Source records
###

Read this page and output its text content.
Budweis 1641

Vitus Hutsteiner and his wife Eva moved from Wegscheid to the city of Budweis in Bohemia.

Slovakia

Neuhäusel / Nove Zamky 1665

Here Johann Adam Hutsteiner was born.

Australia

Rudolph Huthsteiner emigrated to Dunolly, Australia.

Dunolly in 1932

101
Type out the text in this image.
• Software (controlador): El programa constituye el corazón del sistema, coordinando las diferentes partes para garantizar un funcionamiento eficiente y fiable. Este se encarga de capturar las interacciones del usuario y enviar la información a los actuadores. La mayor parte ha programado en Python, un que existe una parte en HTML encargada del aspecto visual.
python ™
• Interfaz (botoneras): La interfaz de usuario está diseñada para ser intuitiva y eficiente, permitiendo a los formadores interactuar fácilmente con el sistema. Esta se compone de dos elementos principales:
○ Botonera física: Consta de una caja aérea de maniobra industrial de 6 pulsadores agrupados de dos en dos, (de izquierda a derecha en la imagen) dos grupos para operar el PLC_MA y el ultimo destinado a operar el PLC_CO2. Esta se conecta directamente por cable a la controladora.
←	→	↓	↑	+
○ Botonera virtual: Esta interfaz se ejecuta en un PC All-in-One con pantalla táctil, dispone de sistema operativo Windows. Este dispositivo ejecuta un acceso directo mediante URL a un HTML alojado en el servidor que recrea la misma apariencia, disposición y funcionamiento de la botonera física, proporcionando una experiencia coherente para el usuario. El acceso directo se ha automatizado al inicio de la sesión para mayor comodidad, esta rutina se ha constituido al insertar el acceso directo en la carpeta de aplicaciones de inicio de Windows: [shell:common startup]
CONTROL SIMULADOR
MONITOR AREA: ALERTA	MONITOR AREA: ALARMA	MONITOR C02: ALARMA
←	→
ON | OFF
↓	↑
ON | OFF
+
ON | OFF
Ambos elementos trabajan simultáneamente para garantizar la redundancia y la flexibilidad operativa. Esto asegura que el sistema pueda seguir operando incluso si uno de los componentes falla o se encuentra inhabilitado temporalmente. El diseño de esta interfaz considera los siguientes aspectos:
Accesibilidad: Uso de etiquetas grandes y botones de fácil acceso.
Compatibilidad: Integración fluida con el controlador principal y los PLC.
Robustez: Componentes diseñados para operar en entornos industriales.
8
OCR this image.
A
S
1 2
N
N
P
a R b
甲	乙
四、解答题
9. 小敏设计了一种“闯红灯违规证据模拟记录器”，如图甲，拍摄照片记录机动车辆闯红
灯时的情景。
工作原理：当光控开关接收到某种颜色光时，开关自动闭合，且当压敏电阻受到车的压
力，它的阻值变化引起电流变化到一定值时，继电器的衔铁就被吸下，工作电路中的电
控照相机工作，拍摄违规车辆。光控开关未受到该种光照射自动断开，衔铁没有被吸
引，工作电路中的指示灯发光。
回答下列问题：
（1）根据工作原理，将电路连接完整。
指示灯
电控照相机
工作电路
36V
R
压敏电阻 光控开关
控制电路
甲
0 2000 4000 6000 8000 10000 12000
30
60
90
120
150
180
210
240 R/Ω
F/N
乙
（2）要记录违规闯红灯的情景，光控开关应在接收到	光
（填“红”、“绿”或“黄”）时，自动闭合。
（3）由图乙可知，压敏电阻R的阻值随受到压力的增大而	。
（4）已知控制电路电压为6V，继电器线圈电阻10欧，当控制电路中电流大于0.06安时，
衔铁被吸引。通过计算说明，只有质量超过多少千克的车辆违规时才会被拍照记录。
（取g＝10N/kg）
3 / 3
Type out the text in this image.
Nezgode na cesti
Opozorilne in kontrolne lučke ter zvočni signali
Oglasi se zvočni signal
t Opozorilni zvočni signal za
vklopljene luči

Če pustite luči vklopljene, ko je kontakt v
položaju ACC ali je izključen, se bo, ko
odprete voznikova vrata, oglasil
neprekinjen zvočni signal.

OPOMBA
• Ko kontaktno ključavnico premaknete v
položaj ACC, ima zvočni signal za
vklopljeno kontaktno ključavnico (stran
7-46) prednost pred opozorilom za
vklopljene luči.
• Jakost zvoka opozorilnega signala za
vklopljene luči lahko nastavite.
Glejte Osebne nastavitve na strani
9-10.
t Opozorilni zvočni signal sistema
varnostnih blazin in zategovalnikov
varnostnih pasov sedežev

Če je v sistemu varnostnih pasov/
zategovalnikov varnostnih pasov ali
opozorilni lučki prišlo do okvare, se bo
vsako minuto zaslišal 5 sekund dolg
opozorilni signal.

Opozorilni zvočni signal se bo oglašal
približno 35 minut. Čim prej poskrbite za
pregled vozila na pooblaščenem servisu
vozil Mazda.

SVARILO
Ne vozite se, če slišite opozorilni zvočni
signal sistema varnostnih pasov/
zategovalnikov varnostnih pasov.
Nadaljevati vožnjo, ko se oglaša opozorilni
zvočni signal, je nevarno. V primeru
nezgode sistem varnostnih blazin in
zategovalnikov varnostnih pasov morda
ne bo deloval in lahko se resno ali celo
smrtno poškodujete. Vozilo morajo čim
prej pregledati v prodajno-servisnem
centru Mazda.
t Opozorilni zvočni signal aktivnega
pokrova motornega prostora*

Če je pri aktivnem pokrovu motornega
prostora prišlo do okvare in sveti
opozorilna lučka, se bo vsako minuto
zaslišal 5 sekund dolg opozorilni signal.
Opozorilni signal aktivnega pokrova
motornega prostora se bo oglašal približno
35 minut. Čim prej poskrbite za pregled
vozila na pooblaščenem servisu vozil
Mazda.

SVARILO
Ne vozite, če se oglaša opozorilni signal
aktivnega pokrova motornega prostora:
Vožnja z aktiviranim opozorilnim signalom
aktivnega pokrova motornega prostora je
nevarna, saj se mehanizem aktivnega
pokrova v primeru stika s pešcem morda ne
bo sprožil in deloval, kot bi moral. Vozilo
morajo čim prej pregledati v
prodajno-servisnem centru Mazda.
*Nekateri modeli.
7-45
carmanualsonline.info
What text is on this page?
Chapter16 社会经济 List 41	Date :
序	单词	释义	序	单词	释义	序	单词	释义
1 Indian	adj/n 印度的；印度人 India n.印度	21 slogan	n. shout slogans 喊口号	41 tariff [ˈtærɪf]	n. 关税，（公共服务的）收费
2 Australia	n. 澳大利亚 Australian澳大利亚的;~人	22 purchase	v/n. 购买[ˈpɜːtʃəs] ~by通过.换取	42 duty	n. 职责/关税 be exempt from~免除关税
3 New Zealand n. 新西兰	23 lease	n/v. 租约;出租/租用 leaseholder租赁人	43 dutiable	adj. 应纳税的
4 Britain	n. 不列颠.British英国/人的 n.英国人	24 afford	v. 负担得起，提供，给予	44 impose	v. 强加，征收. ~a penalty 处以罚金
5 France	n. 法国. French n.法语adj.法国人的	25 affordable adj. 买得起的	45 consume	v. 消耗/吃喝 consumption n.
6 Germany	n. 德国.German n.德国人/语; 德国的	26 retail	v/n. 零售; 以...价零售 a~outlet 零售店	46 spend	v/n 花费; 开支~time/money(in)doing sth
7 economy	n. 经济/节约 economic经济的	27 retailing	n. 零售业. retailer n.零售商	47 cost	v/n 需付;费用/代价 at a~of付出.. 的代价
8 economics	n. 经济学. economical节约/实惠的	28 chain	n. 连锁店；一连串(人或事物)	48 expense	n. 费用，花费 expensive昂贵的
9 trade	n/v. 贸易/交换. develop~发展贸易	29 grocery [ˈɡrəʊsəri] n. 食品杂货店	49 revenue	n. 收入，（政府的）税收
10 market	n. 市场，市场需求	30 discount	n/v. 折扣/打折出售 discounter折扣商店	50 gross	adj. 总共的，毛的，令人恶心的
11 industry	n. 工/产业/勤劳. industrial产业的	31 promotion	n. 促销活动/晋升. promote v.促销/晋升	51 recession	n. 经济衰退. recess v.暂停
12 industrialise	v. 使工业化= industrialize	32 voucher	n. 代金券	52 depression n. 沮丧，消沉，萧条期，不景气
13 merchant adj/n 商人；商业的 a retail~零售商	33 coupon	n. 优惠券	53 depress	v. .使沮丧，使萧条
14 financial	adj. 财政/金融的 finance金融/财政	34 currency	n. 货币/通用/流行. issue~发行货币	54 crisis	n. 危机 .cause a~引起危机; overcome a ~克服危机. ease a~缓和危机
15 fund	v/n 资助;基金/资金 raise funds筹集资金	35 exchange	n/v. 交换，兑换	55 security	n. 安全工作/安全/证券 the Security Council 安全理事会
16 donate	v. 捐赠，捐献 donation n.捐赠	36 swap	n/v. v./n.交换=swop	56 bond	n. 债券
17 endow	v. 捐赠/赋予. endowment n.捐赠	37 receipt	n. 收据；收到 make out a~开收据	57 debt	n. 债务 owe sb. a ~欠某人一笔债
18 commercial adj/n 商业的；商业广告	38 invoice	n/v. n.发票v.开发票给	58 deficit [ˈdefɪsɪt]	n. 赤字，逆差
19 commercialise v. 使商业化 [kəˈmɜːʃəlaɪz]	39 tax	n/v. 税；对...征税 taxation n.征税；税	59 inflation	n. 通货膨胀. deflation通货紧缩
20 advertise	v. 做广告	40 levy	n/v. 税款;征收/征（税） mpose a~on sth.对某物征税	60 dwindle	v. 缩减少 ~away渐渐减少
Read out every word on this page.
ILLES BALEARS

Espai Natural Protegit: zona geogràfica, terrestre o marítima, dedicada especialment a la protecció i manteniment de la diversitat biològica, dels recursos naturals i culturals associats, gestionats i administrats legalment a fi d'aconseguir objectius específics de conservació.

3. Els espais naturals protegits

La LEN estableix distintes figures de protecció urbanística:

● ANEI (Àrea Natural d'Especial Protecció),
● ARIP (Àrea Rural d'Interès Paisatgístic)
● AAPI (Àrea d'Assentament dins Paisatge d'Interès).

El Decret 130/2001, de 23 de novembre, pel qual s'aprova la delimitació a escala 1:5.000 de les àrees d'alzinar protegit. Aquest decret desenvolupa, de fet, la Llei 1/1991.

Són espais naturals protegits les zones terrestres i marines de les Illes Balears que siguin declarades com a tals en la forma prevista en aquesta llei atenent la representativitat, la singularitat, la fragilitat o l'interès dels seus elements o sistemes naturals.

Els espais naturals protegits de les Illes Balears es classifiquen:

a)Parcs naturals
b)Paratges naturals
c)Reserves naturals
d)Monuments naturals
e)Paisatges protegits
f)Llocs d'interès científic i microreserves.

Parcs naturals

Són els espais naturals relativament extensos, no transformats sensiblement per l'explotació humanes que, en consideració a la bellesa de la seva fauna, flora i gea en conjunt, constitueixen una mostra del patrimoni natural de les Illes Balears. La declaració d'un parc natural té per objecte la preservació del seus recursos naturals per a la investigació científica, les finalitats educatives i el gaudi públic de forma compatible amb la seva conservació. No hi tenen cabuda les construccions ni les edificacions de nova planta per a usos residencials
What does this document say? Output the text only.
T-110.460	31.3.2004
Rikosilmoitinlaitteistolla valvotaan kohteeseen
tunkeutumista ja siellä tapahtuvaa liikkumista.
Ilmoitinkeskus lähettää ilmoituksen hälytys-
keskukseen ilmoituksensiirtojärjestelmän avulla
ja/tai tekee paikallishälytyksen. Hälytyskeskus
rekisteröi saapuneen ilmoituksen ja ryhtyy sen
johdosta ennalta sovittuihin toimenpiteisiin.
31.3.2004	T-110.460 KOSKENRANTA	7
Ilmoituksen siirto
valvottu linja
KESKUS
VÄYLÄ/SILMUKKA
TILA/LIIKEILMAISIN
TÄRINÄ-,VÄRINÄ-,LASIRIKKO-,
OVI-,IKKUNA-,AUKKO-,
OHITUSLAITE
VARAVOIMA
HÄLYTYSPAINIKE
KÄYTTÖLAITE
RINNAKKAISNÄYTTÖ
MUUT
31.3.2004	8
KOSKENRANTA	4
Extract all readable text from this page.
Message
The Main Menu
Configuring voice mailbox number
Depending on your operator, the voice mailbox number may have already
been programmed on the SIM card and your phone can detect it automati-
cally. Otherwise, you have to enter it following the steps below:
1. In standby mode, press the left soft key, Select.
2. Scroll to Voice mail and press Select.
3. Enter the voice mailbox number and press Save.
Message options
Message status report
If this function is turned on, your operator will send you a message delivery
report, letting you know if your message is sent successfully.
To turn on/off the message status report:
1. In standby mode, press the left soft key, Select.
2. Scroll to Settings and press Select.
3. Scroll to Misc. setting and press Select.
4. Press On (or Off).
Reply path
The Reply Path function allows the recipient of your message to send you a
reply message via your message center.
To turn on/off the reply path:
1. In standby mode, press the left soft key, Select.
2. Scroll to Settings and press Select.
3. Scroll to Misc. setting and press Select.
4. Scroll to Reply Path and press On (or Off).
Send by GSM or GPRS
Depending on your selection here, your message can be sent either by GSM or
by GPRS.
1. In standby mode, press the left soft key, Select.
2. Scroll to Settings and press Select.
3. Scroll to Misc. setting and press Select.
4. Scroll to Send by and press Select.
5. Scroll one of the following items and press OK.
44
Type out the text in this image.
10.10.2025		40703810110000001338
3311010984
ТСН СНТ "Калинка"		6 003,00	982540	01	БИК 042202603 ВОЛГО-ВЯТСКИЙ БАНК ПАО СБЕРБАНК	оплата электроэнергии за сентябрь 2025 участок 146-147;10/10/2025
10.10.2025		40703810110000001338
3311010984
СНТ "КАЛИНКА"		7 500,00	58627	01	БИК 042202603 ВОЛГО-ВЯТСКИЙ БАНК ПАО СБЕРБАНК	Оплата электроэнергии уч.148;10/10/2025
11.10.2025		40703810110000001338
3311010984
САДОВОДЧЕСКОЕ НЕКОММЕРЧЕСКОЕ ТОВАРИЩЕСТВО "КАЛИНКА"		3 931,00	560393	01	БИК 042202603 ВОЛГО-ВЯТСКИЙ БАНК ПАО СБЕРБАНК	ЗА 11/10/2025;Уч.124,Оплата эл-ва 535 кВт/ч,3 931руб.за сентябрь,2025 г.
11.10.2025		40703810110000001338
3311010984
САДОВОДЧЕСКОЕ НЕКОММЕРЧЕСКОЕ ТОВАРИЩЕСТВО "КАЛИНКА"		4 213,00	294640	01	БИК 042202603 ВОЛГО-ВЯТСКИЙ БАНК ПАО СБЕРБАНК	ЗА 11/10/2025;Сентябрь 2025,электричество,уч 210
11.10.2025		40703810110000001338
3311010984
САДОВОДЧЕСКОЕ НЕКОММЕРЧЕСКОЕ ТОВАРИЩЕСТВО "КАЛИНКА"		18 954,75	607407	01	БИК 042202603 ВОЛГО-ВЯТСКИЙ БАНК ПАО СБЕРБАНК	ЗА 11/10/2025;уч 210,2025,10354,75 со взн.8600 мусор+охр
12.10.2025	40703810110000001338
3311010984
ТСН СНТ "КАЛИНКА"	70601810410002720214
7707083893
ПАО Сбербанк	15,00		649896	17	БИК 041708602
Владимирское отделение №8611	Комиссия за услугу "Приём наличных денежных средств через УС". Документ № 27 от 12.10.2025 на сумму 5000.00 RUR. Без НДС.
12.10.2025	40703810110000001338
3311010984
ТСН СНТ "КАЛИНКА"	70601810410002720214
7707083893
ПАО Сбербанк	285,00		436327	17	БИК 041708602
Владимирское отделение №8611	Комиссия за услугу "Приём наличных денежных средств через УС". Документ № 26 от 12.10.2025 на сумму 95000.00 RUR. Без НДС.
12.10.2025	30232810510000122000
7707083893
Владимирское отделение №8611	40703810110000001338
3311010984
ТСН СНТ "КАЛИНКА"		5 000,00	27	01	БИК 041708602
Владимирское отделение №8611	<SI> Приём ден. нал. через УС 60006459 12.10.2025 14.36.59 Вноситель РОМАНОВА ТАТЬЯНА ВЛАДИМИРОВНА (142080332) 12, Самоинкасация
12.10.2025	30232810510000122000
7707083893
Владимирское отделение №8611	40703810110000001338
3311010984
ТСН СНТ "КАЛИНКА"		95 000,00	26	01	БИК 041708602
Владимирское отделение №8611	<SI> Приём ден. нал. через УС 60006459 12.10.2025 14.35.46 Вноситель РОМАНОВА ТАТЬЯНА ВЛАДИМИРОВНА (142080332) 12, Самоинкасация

###

Using the data above, copy each line that contains "Mazda".

*Exercise output*.
vozil Mazda.
centru Mazda.
Mazda.
prodajno-servisnem centru Mazda.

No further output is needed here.